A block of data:
★ ★ ★ ★ ★ ★ ★

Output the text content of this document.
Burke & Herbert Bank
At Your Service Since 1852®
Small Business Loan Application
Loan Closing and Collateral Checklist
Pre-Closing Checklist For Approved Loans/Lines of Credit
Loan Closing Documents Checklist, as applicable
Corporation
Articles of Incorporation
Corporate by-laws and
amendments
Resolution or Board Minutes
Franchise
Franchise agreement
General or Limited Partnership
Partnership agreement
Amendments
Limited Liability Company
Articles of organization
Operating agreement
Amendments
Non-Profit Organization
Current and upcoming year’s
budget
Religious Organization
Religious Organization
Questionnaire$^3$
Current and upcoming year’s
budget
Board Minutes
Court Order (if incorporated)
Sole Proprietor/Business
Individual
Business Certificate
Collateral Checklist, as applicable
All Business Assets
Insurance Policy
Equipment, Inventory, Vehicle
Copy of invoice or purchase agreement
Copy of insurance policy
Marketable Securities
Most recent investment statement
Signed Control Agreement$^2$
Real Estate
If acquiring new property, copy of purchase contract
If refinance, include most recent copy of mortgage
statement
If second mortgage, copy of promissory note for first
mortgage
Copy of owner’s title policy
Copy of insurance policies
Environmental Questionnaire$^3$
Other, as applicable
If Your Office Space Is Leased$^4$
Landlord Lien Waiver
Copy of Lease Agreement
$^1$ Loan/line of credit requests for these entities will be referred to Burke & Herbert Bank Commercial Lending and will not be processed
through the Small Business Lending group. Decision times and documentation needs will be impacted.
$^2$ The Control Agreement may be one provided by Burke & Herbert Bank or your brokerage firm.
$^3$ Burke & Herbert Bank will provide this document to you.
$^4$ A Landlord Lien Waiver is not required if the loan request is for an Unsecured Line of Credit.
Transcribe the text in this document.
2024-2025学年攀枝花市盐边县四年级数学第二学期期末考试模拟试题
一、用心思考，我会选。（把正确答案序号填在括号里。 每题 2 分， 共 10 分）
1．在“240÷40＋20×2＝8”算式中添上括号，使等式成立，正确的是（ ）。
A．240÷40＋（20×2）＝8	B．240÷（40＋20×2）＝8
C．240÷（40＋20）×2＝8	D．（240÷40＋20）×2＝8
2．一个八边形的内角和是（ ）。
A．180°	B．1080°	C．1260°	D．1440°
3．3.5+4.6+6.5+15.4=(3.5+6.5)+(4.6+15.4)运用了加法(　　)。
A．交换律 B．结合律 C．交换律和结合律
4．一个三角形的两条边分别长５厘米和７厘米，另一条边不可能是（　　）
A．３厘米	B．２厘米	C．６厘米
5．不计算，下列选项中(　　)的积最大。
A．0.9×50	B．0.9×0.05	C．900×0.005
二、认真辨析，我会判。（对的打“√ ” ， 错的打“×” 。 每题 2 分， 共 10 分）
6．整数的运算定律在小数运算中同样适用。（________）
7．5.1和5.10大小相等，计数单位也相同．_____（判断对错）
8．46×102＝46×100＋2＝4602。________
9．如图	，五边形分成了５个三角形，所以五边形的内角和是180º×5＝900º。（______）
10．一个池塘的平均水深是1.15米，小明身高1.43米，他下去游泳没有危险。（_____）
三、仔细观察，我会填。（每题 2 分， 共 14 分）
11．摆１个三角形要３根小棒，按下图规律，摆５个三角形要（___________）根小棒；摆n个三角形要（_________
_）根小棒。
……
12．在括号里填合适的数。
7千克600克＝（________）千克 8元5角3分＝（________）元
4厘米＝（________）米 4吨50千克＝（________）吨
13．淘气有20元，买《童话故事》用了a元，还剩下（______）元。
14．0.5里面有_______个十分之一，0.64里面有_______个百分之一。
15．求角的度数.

★ ★ ★ ★ ★ ★ ★

Each entry is to be returned in full, character for character.

Output the text content of this document.
Burke & Herbert Bank
At Your Service Since 1852®
Small Business Loan Application
Loan Closing and Collateral Checklist
Pre-Closing Checklist For Approved Loans/Lines of Credit
Loan Closing Documents Checklist, as applicable
Corporation
Articles of Incorporation
Corporate by-laws and
amendments
Resolution or Board Minutes
Franchise
Franchise agreement
General or Limited Partnership
Partnership agreement
Amendments
Limited Liability Company
Articles of organization
Operating agreement
Amendments
Non-Profit Organization
Current and upcoming year’s
budget
Religious Organization
Religious Organization
Questionnaire$^3$
Current and upcoming year’s
budget
Board Minutes
Court Order (if incorporated)
Sole Proprietor/Business
Individual
Business Certificate
Collateral Checklist, as applicable
All Business Assets
Insurance Policy
Equipment, Inventory, Vehicle
Copy of invoice or purchase agreement
Copy of insurance policy
Marketable Securities
Most recent investment statement
Signed Control Agreement$^2$
Real Estate
If acquiring new property, copy of purchase contract
If refinance, include most recent copy of mortgage
statement
If second mortgage, copy of promissory note for first
mortgage
Copy of owner’s title policy
Copy of insurance policies
Environmental Questionnaire$^3$
Other, as applicable
If Your Office Space Is Leased$^4$
Landlord Lien Waiver
Copy of Lease Agreement
$^1$ Loan/line of credit requests for these entities will be referred to Burke & Herbert Bank Commercial Lending and will not be processed
through the Small Business Lending group. Decision times and documentation needs will be impacted.
$^2$ The Control Agreement may be one provided by Burke & Herbert Bank or your brokerage firm.
$^3$ Burke & Herbert Bank will provide this document to you.
$^4$ A Landlord Lien Waiver is not required if the loan request is for an Unsecured Line of Credit.
Transcribe the text in this document.
2024-2025学年攀枝花市盐边县四年级数学第二学期期末考试模拟试题
一、用心思考，我会选。（把正确答案序号填在括号里。 每题 2 分， 共 10 分）
1．在“240÷40＋20×2＝8”算式中添上括号，使等式成立，正确的是（ ）。
A．240÷40＋（20×2）＝8	B．240÷（40＋20×2）＝8
C．240÷（40＋20）×2＝8	D．（240÷40＋20）×2＝8
2．一个八边形的内角和是（ ）。
A．180°	B．1080°	C．1260°	D．1440°
3．3.5+4.6+6.5+15.4=(3.5+6.5)+(4.6+15.4)运用了加法(　　)。
A．交换律 B．结合律 C．交换律和结合律
4．一个三角形的两条边分别长５厘米和７厘米，另一条边不可能是（　　）
A．３厘米	B．２厘米	C．６厘米
5．不计算，下列选项中(　　)的积最大。
A．0.9×50	B．0.9×0.05	C．900×0.005
二、认真辨析，我会判。（对的打“√ ” ， 错的打“×” 。 每题 2 分， 共 10 分）
6．整数的运算定律在小数运算中同样适用。（________）
7．5.1和5.10大小相等，计数单位也相同．_____（判断对错）
8．46×102＝46×100＋2＝4602。________
9．如图	，五边形分成了５个三角形，所以五边形的内角和是180º×5＝900º。（______）
10．一个池塘的平均水深是1.15米，小明身高1.43米，他下去游泳没有危险。（_____）
三、仔细观察，我会填。（每题 2 分， 共 14 分）
11．摆１个三角形要３根小棒，按下图规律，摆５个三角形要（___________）根小棒；摆n个三角形要（_________
_）根小棒。
……
12．在括号里填合适的数。
7千克600克＝（________）千克 8元5角3分＝（________）元
4厘米＝（________）米 4吨50千克＝（________）吨
13．淘气有20元，买《童话故事》用了a元，还剩下（______）元。
14．0.5里面有_______个十分之一，0.64里面有_______个百分之一。
15．求角的度数.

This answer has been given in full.